┏━━

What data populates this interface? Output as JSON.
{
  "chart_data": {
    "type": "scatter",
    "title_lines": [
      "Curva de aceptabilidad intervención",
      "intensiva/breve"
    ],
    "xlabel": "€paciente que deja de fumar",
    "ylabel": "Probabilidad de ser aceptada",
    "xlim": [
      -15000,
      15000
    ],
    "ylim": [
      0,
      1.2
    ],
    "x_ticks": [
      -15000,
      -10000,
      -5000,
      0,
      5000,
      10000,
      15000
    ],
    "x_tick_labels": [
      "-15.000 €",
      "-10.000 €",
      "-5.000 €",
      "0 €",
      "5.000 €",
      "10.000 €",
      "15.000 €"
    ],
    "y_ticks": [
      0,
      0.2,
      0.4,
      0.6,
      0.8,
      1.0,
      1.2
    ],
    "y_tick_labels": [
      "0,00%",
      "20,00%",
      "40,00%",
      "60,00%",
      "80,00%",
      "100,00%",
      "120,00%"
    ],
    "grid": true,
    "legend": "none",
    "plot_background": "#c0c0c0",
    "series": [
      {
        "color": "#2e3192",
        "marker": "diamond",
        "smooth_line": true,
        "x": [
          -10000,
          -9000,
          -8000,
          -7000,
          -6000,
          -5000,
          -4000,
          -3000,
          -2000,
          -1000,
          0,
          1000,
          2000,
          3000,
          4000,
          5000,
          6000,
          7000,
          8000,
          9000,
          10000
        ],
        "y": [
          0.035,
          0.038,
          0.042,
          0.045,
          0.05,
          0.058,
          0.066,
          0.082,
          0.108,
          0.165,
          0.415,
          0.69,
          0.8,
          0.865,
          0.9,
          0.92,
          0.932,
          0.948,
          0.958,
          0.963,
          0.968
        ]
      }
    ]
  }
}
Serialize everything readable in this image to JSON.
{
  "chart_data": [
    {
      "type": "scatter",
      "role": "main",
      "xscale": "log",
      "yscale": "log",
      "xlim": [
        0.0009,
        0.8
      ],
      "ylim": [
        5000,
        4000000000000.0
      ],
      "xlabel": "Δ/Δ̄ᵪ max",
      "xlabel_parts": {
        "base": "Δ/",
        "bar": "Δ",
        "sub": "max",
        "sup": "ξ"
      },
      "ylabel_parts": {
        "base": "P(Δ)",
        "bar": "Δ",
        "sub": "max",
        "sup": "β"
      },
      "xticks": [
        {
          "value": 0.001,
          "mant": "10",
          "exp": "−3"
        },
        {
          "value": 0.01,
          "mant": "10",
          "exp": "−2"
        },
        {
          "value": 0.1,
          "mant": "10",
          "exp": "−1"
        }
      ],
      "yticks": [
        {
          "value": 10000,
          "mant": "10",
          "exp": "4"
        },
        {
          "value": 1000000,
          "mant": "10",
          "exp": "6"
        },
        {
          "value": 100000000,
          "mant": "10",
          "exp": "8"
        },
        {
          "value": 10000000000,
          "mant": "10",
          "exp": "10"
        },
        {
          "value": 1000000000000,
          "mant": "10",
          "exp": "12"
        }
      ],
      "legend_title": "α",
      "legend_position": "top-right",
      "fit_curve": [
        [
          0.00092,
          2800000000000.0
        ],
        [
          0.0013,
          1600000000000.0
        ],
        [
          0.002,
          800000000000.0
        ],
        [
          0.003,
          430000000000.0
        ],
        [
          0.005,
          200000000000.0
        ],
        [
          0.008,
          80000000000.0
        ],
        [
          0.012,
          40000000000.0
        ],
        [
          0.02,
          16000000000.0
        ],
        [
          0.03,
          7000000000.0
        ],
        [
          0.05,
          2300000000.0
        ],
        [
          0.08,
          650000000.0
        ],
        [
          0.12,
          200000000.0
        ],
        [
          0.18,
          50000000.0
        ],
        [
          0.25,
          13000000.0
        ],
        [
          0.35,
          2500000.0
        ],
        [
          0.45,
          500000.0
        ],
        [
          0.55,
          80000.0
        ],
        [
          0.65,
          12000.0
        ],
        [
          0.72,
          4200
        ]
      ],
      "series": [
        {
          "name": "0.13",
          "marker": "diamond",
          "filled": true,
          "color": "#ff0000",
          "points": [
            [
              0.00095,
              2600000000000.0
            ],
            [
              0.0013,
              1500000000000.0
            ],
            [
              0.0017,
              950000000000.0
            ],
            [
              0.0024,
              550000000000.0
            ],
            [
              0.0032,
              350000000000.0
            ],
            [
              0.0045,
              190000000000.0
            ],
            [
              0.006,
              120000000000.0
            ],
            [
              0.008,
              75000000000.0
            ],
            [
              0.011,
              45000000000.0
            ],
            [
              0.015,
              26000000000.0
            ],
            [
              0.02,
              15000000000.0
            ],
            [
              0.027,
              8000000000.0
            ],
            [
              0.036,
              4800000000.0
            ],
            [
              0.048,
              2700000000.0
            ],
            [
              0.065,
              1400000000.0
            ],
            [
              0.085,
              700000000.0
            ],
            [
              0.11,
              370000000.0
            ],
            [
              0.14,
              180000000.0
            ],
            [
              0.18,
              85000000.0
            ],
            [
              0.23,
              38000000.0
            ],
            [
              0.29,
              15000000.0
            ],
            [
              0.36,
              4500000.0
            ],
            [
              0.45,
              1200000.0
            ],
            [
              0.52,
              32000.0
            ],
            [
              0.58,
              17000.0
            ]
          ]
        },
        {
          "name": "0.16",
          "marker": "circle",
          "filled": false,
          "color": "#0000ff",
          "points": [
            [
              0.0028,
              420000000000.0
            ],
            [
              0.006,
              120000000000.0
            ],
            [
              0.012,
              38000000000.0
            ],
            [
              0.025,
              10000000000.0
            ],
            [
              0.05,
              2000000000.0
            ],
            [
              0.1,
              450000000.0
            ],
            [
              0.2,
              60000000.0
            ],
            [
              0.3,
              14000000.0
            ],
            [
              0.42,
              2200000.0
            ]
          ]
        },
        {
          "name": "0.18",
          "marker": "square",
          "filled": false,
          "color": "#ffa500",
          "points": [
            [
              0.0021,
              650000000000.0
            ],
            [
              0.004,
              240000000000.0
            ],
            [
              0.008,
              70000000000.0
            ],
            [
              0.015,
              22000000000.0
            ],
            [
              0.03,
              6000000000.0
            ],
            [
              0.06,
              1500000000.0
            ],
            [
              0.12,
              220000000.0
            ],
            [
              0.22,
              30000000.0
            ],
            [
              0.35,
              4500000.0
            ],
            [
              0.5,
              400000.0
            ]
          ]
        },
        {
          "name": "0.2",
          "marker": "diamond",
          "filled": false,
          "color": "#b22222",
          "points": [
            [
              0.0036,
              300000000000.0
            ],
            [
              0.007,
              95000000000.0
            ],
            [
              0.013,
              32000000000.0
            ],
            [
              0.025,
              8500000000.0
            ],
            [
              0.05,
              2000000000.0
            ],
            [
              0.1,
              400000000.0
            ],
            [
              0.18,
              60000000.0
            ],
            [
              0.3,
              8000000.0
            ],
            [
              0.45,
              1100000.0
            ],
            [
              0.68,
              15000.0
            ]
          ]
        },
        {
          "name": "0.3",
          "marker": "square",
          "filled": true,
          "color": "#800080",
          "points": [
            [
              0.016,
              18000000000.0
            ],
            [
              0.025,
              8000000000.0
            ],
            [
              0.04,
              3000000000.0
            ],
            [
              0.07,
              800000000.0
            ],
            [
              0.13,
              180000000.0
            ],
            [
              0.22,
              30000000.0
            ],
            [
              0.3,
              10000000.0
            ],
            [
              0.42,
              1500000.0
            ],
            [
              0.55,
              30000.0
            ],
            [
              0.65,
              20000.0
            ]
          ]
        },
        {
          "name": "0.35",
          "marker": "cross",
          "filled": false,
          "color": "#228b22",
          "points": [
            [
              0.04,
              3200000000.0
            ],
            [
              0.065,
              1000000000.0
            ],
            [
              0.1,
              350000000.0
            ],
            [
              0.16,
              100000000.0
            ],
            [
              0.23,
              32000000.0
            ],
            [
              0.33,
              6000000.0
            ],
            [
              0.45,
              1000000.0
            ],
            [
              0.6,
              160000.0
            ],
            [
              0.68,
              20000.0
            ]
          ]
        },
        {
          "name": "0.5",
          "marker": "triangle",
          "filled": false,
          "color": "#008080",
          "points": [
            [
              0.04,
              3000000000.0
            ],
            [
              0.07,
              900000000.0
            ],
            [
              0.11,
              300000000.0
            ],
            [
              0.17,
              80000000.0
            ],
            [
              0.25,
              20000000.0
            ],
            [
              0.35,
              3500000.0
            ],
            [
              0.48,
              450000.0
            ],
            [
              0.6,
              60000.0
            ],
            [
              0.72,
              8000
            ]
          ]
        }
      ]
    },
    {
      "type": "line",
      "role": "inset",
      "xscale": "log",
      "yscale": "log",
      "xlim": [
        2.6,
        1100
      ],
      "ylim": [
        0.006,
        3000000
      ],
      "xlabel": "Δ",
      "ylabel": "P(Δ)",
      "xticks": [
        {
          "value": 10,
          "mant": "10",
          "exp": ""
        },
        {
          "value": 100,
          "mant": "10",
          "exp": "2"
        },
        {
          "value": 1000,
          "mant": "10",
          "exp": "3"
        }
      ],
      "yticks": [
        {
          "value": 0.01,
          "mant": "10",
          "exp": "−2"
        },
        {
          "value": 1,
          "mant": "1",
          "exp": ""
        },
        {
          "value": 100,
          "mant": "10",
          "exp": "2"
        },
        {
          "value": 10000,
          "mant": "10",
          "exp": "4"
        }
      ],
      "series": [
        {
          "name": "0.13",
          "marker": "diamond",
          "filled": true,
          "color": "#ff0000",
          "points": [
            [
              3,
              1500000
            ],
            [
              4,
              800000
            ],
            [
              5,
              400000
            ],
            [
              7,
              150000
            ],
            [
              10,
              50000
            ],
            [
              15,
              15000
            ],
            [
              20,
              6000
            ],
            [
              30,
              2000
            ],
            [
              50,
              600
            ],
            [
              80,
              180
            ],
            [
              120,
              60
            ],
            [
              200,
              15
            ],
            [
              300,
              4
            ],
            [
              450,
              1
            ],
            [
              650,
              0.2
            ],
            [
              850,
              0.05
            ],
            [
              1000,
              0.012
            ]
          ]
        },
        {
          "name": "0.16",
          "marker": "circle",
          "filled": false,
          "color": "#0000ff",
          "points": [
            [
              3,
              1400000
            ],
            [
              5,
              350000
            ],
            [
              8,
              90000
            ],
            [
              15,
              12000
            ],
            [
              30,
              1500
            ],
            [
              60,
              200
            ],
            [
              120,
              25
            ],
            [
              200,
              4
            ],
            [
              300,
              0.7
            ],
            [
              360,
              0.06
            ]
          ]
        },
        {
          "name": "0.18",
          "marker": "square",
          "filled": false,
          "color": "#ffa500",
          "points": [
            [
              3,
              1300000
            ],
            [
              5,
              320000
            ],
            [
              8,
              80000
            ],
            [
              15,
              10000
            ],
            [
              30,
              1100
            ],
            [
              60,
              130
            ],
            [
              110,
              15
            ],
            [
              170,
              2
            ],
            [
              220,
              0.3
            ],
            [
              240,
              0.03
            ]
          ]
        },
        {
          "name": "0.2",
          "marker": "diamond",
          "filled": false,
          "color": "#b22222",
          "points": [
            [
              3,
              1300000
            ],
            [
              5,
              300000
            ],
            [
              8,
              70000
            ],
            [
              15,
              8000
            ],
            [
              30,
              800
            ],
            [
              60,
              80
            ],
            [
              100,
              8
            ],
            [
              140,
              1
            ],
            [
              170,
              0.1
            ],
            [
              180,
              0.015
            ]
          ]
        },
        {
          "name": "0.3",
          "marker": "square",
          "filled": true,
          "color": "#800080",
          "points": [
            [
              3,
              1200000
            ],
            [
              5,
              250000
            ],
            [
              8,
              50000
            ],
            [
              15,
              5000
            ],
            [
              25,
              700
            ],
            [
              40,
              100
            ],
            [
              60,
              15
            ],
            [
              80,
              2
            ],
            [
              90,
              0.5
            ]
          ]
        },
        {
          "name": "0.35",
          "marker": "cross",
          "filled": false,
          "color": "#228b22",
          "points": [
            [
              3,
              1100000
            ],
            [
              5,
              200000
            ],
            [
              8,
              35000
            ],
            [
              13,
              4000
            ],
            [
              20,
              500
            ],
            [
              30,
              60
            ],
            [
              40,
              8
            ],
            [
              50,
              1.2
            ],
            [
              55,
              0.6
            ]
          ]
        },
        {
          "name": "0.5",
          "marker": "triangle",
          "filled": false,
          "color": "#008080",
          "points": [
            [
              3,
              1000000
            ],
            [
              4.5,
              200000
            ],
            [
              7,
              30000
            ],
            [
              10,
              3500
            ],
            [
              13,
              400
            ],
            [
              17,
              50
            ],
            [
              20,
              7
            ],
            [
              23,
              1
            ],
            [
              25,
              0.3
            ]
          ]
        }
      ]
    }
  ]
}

┗━━

§ TASK DESCRIPTION: Extract each line from the entries above that contains the string "this".

§ EXERCISE RESULT:
What data populates this interface? Output as JSON.
Serialize everything readable in this image to JSON.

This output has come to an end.